Data rows.
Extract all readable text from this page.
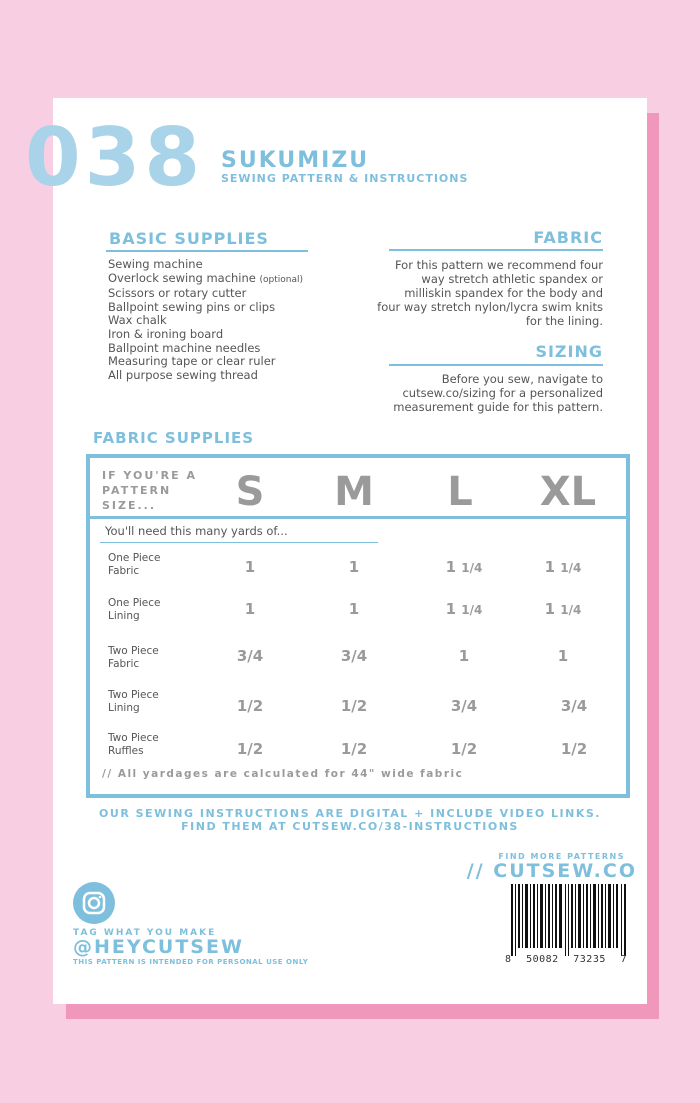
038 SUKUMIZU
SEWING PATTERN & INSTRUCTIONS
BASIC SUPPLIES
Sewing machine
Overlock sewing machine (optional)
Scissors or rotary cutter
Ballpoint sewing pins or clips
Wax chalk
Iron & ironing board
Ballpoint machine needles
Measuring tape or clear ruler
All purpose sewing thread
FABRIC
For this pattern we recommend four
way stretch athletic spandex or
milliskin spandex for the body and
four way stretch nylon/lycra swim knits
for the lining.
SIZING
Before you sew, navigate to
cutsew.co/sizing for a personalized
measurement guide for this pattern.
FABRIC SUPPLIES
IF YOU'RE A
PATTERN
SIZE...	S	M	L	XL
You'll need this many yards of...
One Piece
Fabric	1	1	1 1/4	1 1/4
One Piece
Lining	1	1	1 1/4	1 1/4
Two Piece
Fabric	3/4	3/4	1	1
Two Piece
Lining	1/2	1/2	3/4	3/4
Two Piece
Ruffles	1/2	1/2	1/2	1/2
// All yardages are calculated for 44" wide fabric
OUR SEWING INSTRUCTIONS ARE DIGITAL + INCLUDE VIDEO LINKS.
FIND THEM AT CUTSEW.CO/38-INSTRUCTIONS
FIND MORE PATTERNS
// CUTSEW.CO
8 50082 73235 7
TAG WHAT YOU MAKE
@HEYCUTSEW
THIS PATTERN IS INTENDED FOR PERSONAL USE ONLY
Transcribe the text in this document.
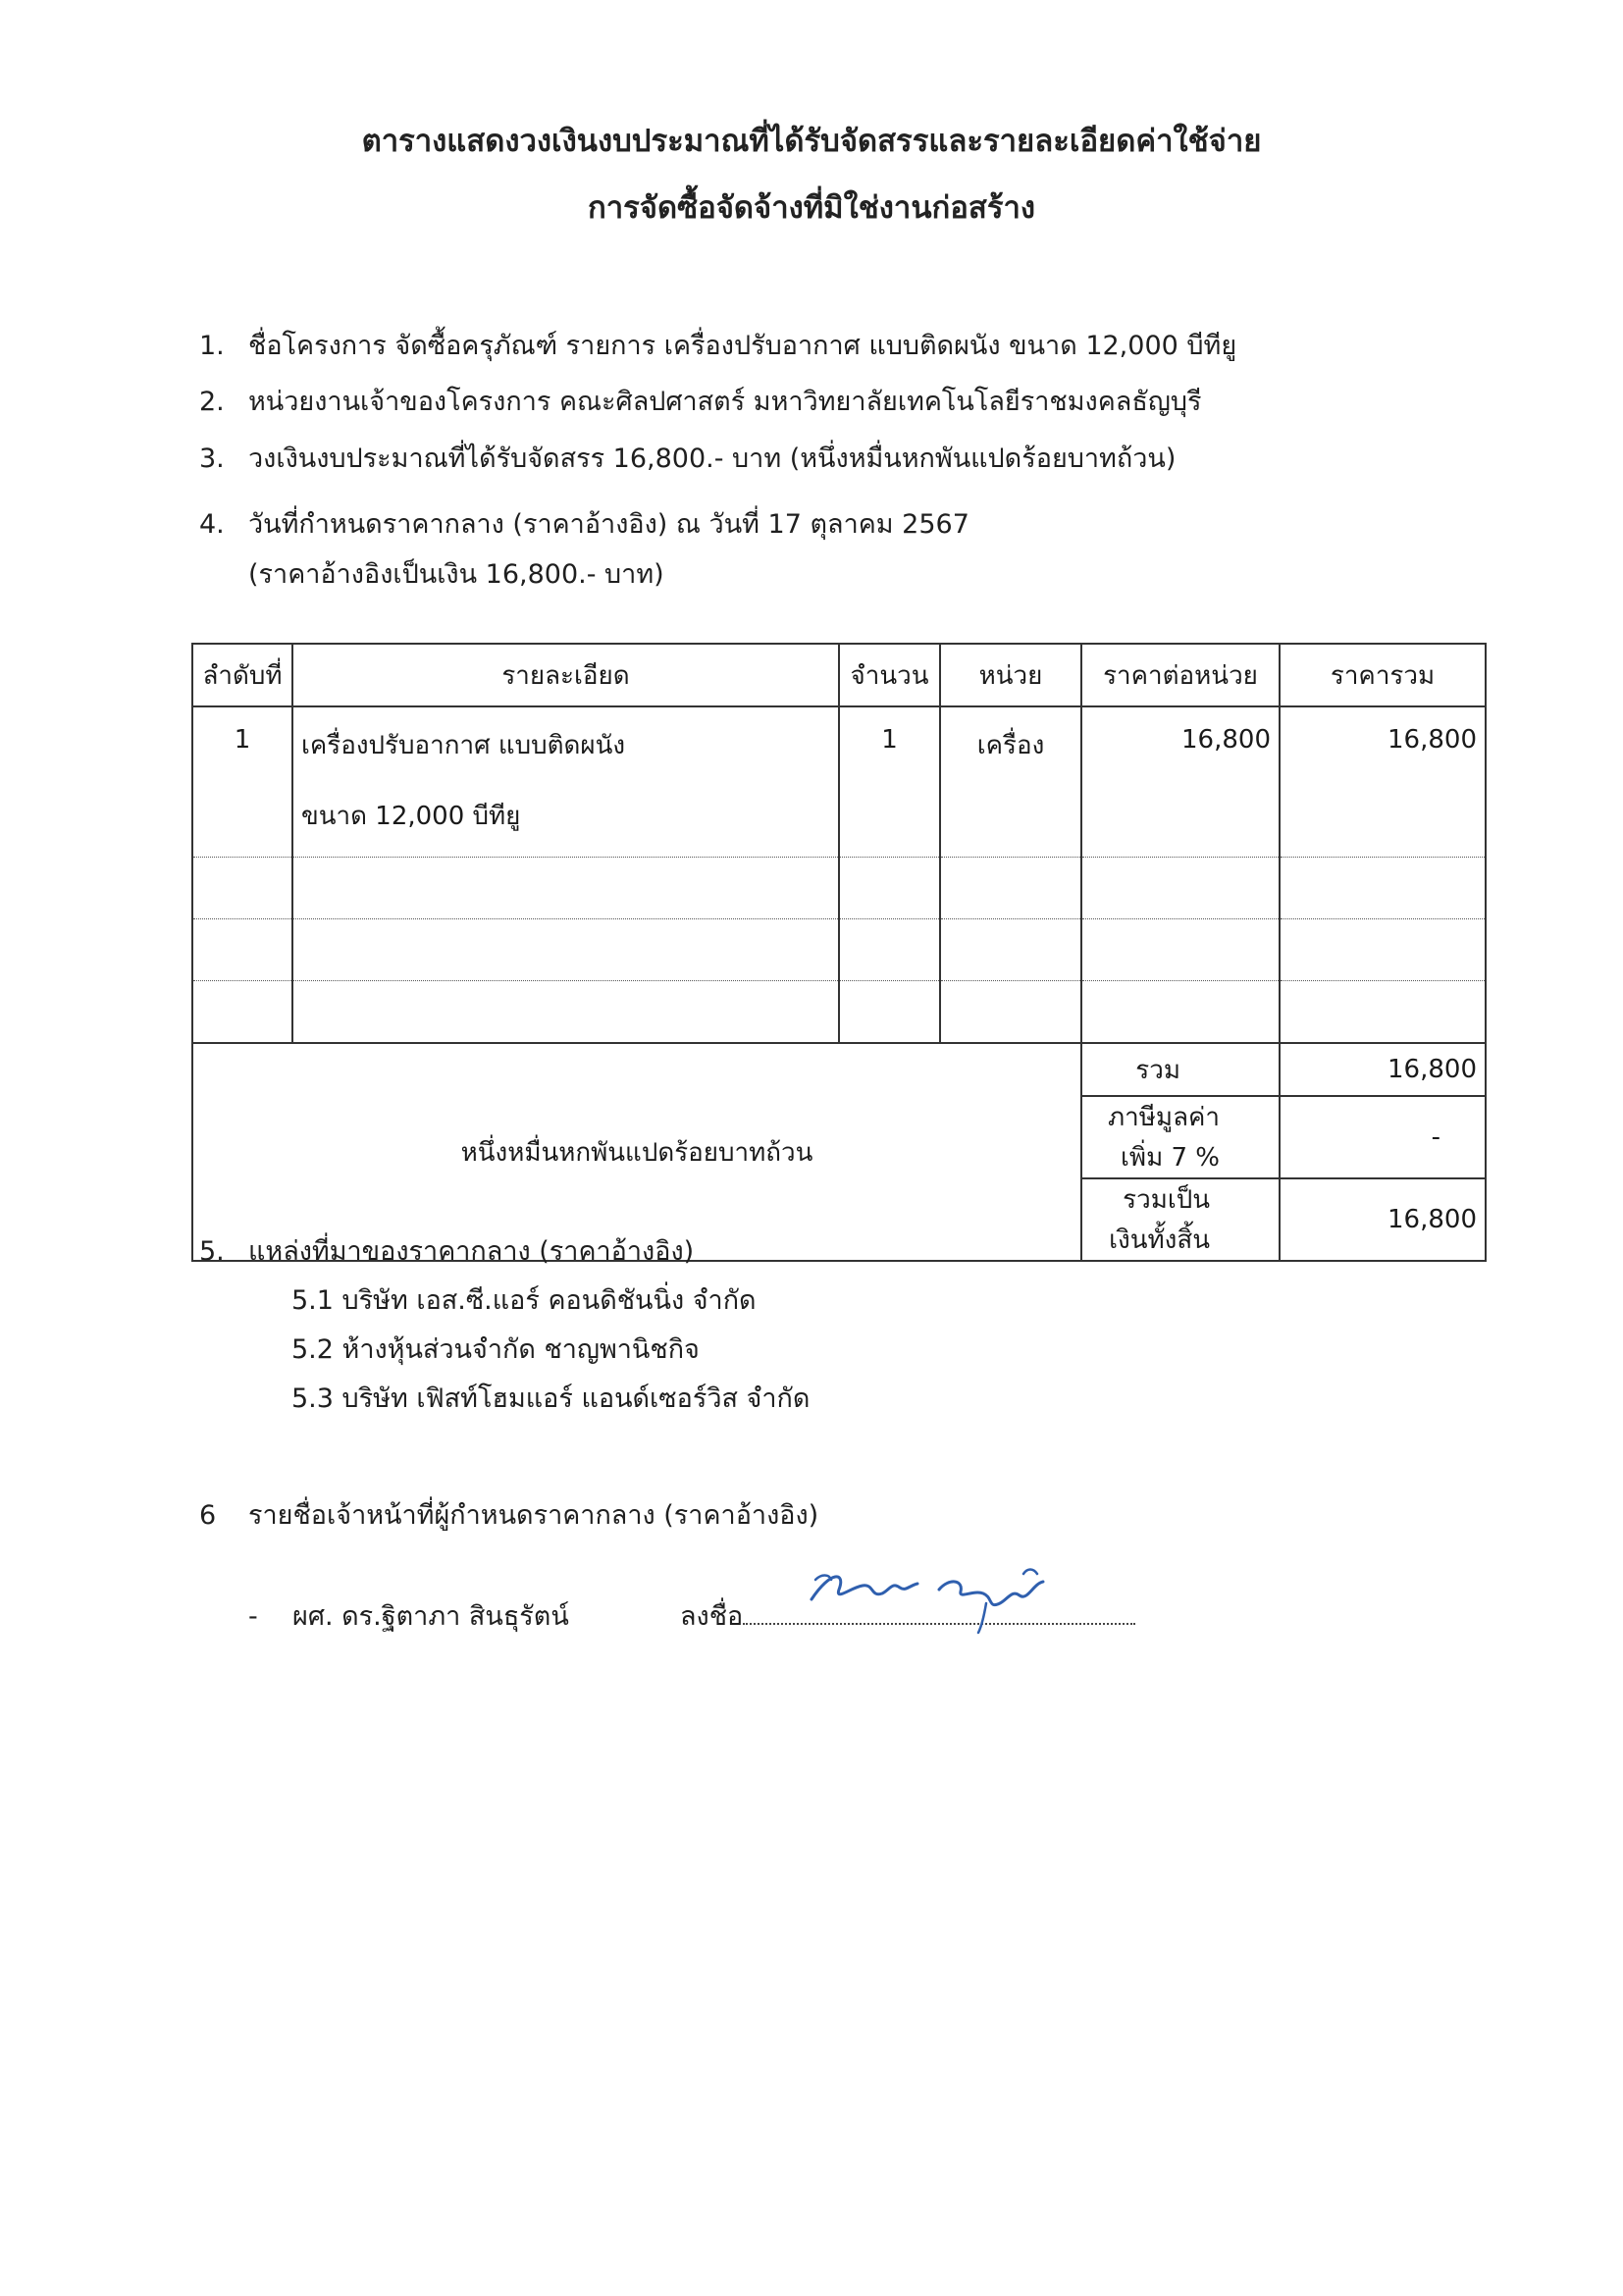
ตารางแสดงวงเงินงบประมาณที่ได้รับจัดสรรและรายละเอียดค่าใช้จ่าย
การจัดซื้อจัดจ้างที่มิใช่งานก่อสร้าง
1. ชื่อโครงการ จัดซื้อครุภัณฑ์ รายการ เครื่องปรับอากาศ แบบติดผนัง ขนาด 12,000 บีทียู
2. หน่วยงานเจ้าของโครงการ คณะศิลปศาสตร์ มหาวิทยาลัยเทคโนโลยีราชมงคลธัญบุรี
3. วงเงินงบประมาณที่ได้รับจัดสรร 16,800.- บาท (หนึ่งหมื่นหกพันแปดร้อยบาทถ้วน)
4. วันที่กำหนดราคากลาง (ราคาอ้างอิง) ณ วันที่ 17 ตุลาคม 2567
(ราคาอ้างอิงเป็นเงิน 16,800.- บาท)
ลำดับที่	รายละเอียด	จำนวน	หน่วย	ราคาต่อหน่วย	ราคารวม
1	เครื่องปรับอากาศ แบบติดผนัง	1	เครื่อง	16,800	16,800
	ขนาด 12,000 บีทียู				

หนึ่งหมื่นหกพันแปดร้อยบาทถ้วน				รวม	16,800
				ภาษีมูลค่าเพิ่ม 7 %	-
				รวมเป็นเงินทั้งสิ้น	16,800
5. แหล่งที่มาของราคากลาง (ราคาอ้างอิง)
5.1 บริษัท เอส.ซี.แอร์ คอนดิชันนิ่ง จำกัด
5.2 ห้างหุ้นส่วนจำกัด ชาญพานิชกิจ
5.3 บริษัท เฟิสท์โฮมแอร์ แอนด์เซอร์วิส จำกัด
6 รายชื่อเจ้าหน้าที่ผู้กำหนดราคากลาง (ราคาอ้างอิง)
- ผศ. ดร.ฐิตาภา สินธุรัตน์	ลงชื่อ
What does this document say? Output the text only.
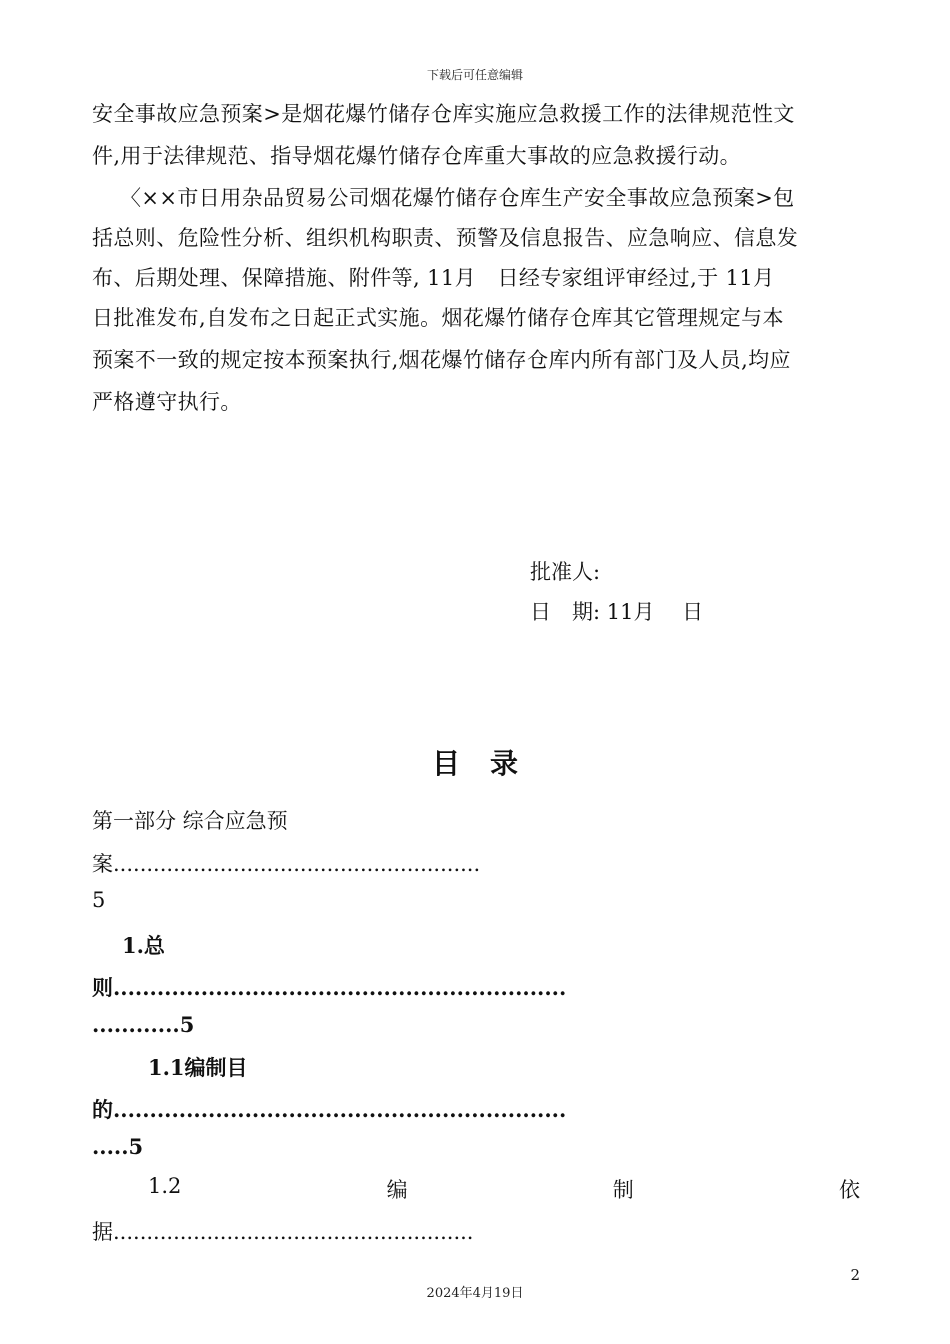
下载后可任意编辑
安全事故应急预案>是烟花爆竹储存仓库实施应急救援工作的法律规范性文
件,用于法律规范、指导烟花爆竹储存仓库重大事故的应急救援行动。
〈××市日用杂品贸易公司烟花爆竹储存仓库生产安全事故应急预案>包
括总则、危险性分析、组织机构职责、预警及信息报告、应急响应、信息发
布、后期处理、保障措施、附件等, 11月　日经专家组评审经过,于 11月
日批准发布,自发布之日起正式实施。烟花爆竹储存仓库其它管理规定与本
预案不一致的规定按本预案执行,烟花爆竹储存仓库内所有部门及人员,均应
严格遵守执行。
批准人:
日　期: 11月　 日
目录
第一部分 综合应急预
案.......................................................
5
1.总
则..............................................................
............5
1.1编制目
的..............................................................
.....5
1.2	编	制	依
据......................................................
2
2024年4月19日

Aim of the exercise.
Pictures are excluded; copy every other part of the records exactly.

Task solution.
Extract all readable text from this page.
038 SUKUMIZU
SEWING PATTERN & INSTRUCTIONS
BASIC SUPPLIES
Sewing machine
Overlock sewing machine (optional)
Scissors or rotary cutter
Ballpoint sewing pins or clips
Wax chalk
Iron & ironing board
Ballpoint machine needles
Measuring tape or clear ruler
All purpose sewing thread
FABRIC
For this pattern we recommend four
way stretch athletic spandex or
milliskin spandex for the body and
four way stretch nylon/lycra swim knits
for the lining.
SIZING
Before you sew, navigate to
cutsew.co/sizing for a personalized
measurement guide for this pattern.
FABRIC SUPPLIES
IF YOU'RE A
PATTERN
SIZE...	S	M	L	XL
You'll need this many yards of...
One Piece
Fabric	1	1	1 1/4	1 1/4
One Piece
Lining	1	1	1 1/4	1 1/4
Two Piece
Fabric	3/4	3/4	1	1
Two Piece
Lining	1/2	1/2	3/4	3/4
Two Piece
Ruffles	1/2	1/2	1/2	1/2
// All yardages are calculated for 44" wide fabric
OUR SEWING INSTRUCTIONS ARE DIGITAL + INCLUDE VIDEO LINKS.
FIND THEM AT CUTSEW.CO/38-INSTRUCTIONS
FIND MORE PATTERNS
// CUTSEW.CO
8 50082 73235 7
TAG WHAT YOU MAKE
@HEYCUTSEW
THIS PATTERN IS INTENDED FOR PERSONAL USE ONLY
Transcribe the text in this document.
ตารางแสดงวงเงินงบประมาณที่ได้รับจัดสรรและรายละเอียดค่าใช้จ่าย
การจัดซื้อจัดจ้างที่มิใช่งานก่อสร้าง
1. ชื่อโครงการ จัดซื้อครุภัณฑ์ รายการ เครื่องปรับอากาศ แบบติดผนัง ขนาด 12,000 บีทียู
2. หน่วยงานเจ้าของโครงการ คณะศิลปศาสตร์ มหาวิทยาลัยเทคโนโลยีราชมงคลธัญบุรี
3. วงเงินงบประมาณที่ได้รับจัดสรร 16,800.- บาท (หนึ่งหมื่นหกพันแปดร้อยบาทถ้วน)
4. วันที่กำหนดราคากลาง (ราคาอ้างอิง) ณ วันที่ 17 ตุลาคม 2567
(ราคาอ้างอิงเป็นเงิน 16,800.- บาท)
ลำดับที่	รายละเอียด	จำนวน	หน่วย	ราคาต่อหน่วย	ราคารวม
1	เครื่องปรับอากาศ แบบติดผนัง	1	เครื่อง	16,800	16,800
	ขนาด 12,000 บีทียู				

หนึ่งหมื่นหกพันแปดร้อยบาทถ้วน				รวม	16,800
				ภาษีมูลค่าเพิ่ม 7 %	-
				รวมเป็นเงินทั้งสิ้น	16,800
5. แหล่งที่มาของราคากลาง (ราคาอ้างอิง)
5.1 บริษัท เอส.ซี.แอร์ คอนดิชันนิ่ง จำกัด
5.2 ห้างหุ้นส่วนจำกัด ชาญพานิชกิจ
5.3 บริษัท เฟิสท์โฮมแอร์ แอนด์เซอร์วิส จำกัด
6 รายชื่อเจ้าหน้าที่ผู้กำหนดราคากลาง (ราคาอ้างอิง)
- ผศ. ดร.ฐิตาภา สินธุรัตน์	ลงชื่อ
What does this document say? Output the text only.
下载后可任意编辑
安全事故应急预案>是烟花爆竹储存仓库实施应急救援工作的法律规范性文
件,用于法律规范、指导烟花爆竹储存仓库重大事故的应急救援行动。
〈××市日用杂品贸易公司烟花爆竹储存仓库生产安全事故应急预案>包
括总则、危险性分析、组织机构职责、预警及信息报告、应急响应、信息发
布、后期处理、保障措施、附件等, 11月　日经专家组评审经过,于 11月
日批准发布,自发布之日起正式实施。烟花爆竹储存仓库其它管理规定与本
预案不一致的规定按本预案执行,烟花爆竹储存仓库内所有部门及人员,均应
严格遵守执行。
批准人:
日　期: 11月　 日
目录
第一部分 综合应急预
案.......................................................
5
1.总
则..............................................................
............5
1.1编制目
的..............................................................
.....5
1.2	编	制	依
据......................................................
2
2024年4月19日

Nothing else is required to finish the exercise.